— start of Given data —

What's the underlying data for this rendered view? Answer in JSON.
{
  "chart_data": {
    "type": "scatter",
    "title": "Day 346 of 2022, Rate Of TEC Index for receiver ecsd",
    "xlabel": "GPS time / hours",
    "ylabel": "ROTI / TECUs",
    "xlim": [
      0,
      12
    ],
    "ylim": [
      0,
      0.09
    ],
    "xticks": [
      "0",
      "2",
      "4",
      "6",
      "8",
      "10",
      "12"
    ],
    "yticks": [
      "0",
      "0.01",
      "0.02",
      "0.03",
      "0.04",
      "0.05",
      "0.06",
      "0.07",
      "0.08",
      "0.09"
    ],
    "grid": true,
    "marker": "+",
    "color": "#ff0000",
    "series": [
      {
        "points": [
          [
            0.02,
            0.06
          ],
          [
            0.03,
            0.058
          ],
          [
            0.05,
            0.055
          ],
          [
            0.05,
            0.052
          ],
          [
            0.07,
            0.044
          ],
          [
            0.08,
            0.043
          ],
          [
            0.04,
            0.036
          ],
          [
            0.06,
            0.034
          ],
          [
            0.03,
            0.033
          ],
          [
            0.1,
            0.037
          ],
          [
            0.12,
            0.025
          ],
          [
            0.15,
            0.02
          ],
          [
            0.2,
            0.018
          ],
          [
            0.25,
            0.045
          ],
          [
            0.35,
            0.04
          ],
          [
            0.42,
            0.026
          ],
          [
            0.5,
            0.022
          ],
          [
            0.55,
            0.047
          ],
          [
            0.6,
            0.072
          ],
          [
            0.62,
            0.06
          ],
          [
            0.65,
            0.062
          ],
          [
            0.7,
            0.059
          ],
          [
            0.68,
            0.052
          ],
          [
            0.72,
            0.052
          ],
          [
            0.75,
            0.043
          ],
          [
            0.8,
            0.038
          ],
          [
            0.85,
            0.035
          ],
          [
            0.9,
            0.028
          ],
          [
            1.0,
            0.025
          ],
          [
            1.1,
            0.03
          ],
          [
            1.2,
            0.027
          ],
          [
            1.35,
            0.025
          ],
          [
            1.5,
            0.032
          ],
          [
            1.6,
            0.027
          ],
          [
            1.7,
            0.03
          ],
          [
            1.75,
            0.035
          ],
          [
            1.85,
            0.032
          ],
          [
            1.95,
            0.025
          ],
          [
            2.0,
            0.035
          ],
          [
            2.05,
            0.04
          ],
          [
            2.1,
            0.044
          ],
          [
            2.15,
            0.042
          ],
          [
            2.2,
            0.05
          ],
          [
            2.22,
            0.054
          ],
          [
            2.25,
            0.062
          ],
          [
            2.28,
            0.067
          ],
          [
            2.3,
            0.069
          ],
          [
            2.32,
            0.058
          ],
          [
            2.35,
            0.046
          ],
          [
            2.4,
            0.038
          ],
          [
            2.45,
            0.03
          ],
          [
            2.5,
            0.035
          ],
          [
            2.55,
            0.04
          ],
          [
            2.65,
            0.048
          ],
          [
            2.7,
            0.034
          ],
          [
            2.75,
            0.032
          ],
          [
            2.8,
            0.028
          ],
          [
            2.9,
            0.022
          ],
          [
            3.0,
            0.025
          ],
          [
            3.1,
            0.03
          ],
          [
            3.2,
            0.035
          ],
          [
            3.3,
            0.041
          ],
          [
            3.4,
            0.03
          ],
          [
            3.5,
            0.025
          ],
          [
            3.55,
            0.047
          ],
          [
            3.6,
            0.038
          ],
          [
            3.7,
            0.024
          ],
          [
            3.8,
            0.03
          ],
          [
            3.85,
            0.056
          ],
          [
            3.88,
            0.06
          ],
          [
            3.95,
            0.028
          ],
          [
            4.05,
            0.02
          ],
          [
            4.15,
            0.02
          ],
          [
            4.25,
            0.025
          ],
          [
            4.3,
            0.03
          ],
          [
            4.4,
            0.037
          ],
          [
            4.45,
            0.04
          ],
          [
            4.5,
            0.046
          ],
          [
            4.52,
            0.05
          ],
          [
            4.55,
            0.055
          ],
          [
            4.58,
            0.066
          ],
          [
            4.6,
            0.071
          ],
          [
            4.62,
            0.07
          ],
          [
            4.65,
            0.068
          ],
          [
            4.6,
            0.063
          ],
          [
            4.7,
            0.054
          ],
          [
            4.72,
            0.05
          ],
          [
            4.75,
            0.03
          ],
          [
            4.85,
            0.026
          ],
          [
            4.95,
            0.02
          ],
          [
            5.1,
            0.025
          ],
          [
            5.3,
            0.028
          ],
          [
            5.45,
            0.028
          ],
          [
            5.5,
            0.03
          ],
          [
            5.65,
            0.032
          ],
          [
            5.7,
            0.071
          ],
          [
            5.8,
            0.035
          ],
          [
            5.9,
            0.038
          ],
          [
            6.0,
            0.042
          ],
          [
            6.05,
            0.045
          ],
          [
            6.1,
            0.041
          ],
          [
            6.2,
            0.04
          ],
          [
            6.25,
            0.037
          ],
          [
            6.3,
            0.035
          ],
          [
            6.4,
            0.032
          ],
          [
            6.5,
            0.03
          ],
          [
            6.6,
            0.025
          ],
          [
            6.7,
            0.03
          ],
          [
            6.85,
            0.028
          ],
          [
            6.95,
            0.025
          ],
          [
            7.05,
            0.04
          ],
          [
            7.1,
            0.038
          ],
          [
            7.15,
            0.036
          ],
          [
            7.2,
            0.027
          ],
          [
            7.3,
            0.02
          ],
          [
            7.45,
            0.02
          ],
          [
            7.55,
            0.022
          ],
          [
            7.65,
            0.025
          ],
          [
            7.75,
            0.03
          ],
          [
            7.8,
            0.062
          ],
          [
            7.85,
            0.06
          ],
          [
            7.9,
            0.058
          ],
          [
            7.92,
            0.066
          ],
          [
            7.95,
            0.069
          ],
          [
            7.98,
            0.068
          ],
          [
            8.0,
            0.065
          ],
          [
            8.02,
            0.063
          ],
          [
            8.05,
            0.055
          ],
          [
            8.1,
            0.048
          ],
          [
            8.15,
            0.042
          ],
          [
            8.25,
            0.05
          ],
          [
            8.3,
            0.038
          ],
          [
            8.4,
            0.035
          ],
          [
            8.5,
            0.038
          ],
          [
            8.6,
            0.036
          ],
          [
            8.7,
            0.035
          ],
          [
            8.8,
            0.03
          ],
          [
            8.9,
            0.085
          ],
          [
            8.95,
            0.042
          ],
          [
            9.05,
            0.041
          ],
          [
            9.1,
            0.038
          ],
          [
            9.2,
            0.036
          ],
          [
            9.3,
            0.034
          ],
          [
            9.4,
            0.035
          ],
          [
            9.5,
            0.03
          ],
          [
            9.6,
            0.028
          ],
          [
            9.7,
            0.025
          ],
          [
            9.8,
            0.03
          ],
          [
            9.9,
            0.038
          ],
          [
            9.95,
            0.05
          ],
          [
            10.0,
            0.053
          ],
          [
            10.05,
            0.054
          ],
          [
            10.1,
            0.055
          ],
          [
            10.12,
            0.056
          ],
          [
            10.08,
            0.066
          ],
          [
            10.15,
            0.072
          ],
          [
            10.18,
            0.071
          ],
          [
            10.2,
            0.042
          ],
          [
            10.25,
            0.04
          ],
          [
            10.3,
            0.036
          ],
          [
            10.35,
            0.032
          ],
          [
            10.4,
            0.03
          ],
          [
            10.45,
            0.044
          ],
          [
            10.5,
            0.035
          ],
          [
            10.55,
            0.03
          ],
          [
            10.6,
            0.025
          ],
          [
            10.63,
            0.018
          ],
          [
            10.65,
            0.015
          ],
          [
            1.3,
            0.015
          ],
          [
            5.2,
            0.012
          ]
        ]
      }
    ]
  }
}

— end of Given data —

◆ Challenge ◆
Output every entry shown above, exactly.

◆ Solved problem ◆
What's the underlying data for this rendered view? Answer in JSON.
{
  "chart_data": {
    "type": "scatter",
    "title": "Day 346 of 2022, Rate Of TEC Index for receiver ecsd",
    "xlabel": "GPS time / hours",
    "ylabel": "ROTI / TECUs",
    "xlim": [
      0,
      12
    ],
    "ylim": [
      0,
      0.09
    ],
    "xticks": [
      "0",
      "2",
      "4",
      "6",
      "8",
      "10",
      "12"
    ],
    "yticks": [
      "0",
      "0.01",
      "0.02",
      "0.03",
      "0.04",
      "0.05",
      "0.06",
      "0.07",
      "0.08",
      "0.09"
    ],
    "grid": true,
    "marker": "+",
    "color": "#ff0000",
    "series": [
      {
        "points": [
          [
            0.02,
            0.06
          ],
          [
            0.03,
            0.058
          ],
          [
            0.05,
            0.055
          ],
          [
            0.05,
            0.052
          ],
          [
            0.07,
            0.044
          ],
          [
            0.08,
            0.043
          ],
          [
            0.04,
            0.036
          ],
          [
            0.06,
            0.034
          ],
          [
            0.03,
            0.033
          ],
          [
            0.1,
            0.037
          ],
          [
            0.12,
            0.025
          ],
          [
            0.15,
            0.02
          ],
          [
            0.2,
            0.018
          ],
          [
            0.25,
            0.045
          ],
          [
            0.35,
            0.04
          ],
          [
            0.42,
            0.026
          ],
          [
            0.5,
            0.022
          ],
          [
            0.55,
            0.047
          ],
          [
            0.6,
            0.072
          ],
          [
            0.62,
            0.06
          ],
          [
            0.65,
            0.062
          ],
          [
            0.7,
            0.059
          ],
          [
            0.68,
            0.052
          ],
          [
            0.72,
            0.052
          ],
          [
            0.75,
            0.043
          ],
          [
            0.8,
            0.038
          ],
          [
            0.85,
            0.035
          ],
          [
            0.9,
            0.028
          ],
          [
            1.0,
            0.025
          ],
          [
            1.1,
            0.03
          ],
          [
            1.2,
            0.027
          ],
          [
            1.35,
            0.025
          ],
          [
            1.5,
            0.032
          ],
          [
            1.6,
            0.027
          ],
          [
            1.7,
            0.03
          ],
          [
            1.75,
            0.035
          ],
          [
            1.85,
            0.032
          ],
          [
            1.95,
            0.025
          ],
          [
            2.0,
            0.035
          ],
          [
            2.05,
            0.04
          ],
          [
            2.1,
            0.044
          ],
          [
            2.15,
            0.042
          ],
          [
            2.2,
            0.05
          ],
          [
            2.22,
            0.054
          ],
          [
            2.25,
            0.062
          ],
          [
            2.28,
            0.067
          ],
          [
            2.3,
            0.069
          ],
          [
            2.32,
            0.058
          ],
          [
            2.35,
            0.046
          ],
          [
            2.4,
            0.038
          ],
          [
            2.45,
            0.03
          ],
          [
            2.5,
            0.035
          ],
          [
            2.55,
            0.04
          ],
          [
            2.65,
            0.048
          ],
          [
            2.7,
            0.034
          ],
          [
            2.75,
            0.032
          ],
          [
            2.8,
            0.028
          ],
          [
            2.9,
            0.022
          ],
          [
            3.0,
            0.025
          ],
          [
            3.1,
            0.03
          ],
          [
            3.2,
            0.035
          ],
          [
            3.3,
            0.041
          ],
          [
            3.4,
            0.03
          ],
          [
            3.5,
            0.025
          ],
          [
            3.55,
            0.047
          ],
          [
            3.6,
            0.038
          ],
          [
            3.7,
            0.024
          ],
          [
            3.8,
            0.03
          ],
          [
            3.85,
            0.056
          ],
          [
            3.88,
            0.06
          ],
          [
            3.95,
            0.028
          ],
          [
            4.05,
            0.02
          ],
          [
            4.15,
            0.02
          ],
          [
            4.25,
            0.025
          ],
          [
            4.3,
            0.03
          ],
          [
            4.4,
            0.037
          ],
          [
            4.45,
            0.04
          ],
          [
            4.5,
            0.046
          ],
          [
            4.52,
            0.05
          ],
          [
            4.55,
            0.055
          ],
          [
            4.58,
            0.066
          ],
          [
            4.6,
            0.071
          ],
          [
            4.62,
            0.07
          ],
          [
            4.65,
            0.068
          ],
          [
            4.6,
            0.063
          ],
          [
            4.7,
            0.054
          ],
          [
            4.72,
            0.05
          ],
          [
            4.75,
            0.03
          ],
          [
            4.85,
            0.026
          ],
          [
            4.95,
            0.02
          ],
          [
            5.1,
            0.025
          ],
          [
            5.3,
            0.028
          ],
          [
            5.45,
            0.028
          ],
          [
            5.5,
            0.03
          ],
          [
            5.65,
            0.032
          ],
          [
            5.7,
            0.071
          ],
          [
            5.8,
            0.035
          ],
          [
            5.9,
            0.038
          ],
          [
            6.0,
            0.042
          ],
          [
            6.05,
            0.045
          ],
          [
            6.1,
            0.041
          ],
          [
            6.2,
            0.04
          ],
          [
            6.25,
            0.037
          ],
          [
            6.3,
            0.035
          ],
          [
            6.4,
            0.032
          ],
          [
            6.5,
            0.03
          ],
          [
            6.6,
            0.025
          ],
          [
            6.7,
            0.03
          ],
          [
            6.85,
            0.028
          ],
          [
            6.95,
            0.025
          ],
          [
            7.05,
            0.04
          ],
          [
            7.1,
            0.038
          ],
          [
            7.15,
            0.036
          ],
          [
            7.2,
            0.027
          ],
          [
            7.3,
            0.02
          ],
          [
            7.45,
            0.02
          ],
          [
            7.55,
            0.022
          ],
          [
            7.65,
            0.025
          ],
          [
            7.75,
            0.03
          ],
          [
            7.8,
            0.062
          ],
          [
            7.85,
            0.06
          ],
          [
            7.9,
            0.058
          ],
          [
            7.92,
            0.066
          ],
          [
            7.95,
            0.069
          ],
          [
            7.98,
            0.068
          ],
          [
            8.0,
            0.065
          ],
          [
            8.02,
            0.063
          ],
          [
            8.05,
            0.055
          ],
          [
            8.1,
            0.048
          ],
          [
            8.15,
            0.042
          ],
          [
            8.25,
            0.05
          ],
          [
            8.3,
            0.038
          ],
          [
            8.4,
            0.035
          ],
          [
            8.5,
            0.038
          ],
          [
            8.6,
            0.036
          ],
          [
            8.7,
            0.035
          ],
          [
            8.8,
            0.03
          ],
          [
            8.9,
            0.085
          ],
          [
            8.95,
            0.042
          ],
          [
            9.05,
            0.041
          ],
          [
            9.1,
            0.038
          ],
          [
            9.2,
            0.036
          ],
          [
            9.3,
            0.034
          ],
          [
            9.4,
            0.035
          ],
          [
            9.5,
            0.03
          ],
          [
            9.6,
            0.028
          ],
          [
            9.7,
            0.025
          ],
          [
            9.8,
            0.03
          ],
          [
            9.9,
            0.038
          ],
          [
            9.95,
            0.05
          ],
          [
            10.0,
            0.053
          ],
          [
            10.05,
            0.054
          ],
          [
            10.1,
            0.055
          ],
          [
            10.12,
            0.056
          ],
          [
            10.08,
            0.066
          ],
          [
            10.15,
            0.072
          ],
          [
            10.18,
            0.071
          ],
          [
            10.2,
            0.042
          ],
          [
            10.25,
            0.04
          ],
          [
            10.3,
            0.036
          ],
          [
            10.35,
            0.032
          ],
          [
            10.4,
            0.03
          ],
          [
            10.45,
            0.044
          ],
          [
            10.5,
            0.035
          ],
          [
            10.55,
            0.03
          ],
          [
            10.6,
            0.025
          ],
          [
            10.63,
            0.018
          ],
          [
            10.65,
            0.015
          ],
          [
            1.3,
            0.015
          ],
          [
            5.2,
            0.012
          ]
        ]
      }
    ]
  }
}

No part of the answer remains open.